Tuesday, February 26, 2008 10:58 PM
bart
The missing operator - ForEach
A small post this time. While playing around with LINQ queries lately I noticed one minor missing piece that's merely a convenience thing but anyhow I thought to share it with the world: a ForEach operator. Such a "sequence operator" (to use an old-fashioned word, remember LINQ to Objects used to be called the Standard Query Operators, explaining the abbreviation used in my LINQSQO project at http://www.codeplex.com/LINQSQO) would allow us to write a query an iterate over it directly; look at it as a postfix variant of the foreach keyword if you want.
Here's how it looks like:
static class MoreEnumerable
{
public static void ForEach<T>(this IEnumerable<T> source, Action<T> action)
{
if (source == null)
throw new ArgumentNullException("source");
if (action == null)
throw new ArgumentNullException("action");
foreach (T item in source)
action(item);
}
}
I won't elaborate on possible combinations with the Parallel FX extensions library and will leave that to the reader. Anyway, here's how your brand new home-brew operator would be used:
(from p in products where p.UnitPrice > 123 select new { Name = p.ProductName, Price = p.UnitPrice }).ForEach(p => {
Console.WriteLine(p);
});
which is similar to List<T>'s ForEach<T> method. Notice you'll have full IntelliSense inside the lambda body - the type of p is inferred through the generic parameter T which is the anonymous (projection) type in the sample above.
Have fun!
Update: Apparently people read my posts as late as I'm posting them :-) which is of course well appreciated. I've posted a few personal insights on the pros and cons of this pattern in this post's comments section. Actually the original goal of the post was just to show some "more extensions" one could envision (have a set of other "functional style operators" coming up) but I like the idea of turning it into discussion mode :-). All feedback is welcome!

> [GIVEN RECORDS]:
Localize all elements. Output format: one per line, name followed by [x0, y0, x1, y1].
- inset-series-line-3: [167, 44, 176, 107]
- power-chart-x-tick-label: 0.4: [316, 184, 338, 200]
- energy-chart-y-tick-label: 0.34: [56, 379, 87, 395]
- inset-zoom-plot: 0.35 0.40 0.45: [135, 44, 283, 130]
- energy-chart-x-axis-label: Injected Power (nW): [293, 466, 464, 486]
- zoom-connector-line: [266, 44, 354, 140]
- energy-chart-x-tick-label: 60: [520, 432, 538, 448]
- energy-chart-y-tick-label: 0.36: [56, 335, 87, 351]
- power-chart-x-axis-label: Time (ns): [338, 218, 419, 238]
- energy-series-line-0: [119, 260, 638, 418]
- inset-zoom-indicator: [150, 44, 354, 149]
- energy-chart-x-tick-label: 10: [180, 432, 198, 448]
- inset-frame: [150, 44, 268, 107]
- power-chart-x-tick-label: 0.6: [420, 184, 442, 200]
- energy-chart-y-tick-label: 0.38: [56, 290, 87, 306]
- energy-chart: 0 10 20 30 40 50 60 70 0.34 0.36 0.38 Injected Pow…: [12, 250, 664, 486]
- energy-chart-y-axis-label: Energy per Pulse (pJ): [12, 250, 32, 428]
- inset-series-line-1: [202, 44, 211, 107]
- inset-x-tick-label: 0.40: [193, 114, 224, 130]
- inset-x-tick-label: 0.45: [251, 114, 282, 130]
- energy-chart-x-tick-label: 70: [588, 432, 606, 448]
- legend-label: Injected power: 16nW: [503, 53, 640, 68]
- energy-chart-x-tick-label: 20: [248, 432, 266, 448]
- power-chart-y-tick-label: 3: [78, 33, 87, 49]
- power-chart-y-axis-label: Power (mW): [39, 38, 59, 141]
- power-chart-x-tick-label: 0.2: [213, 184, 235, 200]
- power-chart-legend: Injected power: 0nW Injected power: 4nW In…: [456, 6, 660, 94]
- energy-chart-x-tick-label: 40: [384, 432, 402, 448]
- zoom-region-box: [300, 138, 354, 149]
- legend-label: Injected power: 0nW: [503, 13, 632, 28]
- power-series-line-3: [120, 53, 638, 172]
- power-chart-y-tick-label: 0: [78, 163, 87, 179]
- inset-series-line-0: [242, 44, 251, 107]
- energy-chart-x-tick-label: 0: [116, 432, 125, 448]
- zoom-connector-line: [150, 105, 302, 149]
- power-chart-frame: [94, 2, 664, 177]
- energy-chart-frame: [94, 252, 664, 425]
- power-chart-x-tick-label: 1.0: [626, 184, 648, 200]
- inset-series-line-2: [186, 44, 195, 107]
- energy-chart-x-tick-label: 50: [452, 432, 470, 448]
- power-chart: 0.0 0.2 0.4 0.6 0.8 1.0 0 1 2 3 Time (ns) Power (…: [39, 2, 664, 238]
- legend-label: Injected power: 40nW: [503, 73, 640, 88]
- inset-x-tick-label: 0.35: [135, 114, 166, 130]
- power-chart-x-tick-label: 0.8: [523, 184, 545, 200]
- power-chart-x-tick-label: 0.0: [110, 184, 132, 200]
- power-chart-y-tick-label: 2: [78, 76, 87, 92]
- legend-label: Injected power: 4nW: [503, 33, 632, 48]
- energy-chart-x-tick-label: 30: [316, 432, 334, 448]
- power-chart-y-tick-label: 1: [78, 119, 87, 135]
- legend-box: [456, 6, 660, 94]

> [WHAT YOU SHOULD DO]:
Set down word for word the passage of the ForEach operator post from "Tuesday, February 26, 2008" to "source, Action<T> action)".

> [WRITTEN SOLUTION]:
Tuesday, February 26, 2008 10:58 PM
bart
The missing operator - ForEach
A small post this time. While playing around with LINQ queries lately I noticed one minor missing piece that's merely a convenience thing but anyhow I thought to share it with the world: a ForEach operator. Such a "sequence operator" (to use an old-fashioned word, remember LINQ to Objects used to be called the Standard Query Operators, explaining the abbreviation used in my LINQSQO project at http://www.codeplex.com/LINQSQO) would allow us to write a query an iterate over it directly; look at it as a postfix variant of the foreach keyword if you want.
Here's how it looks like:
static class MoreEnumerable
{
public static void ForEach<T>(this IEnumerable<T> source, Action<T> action)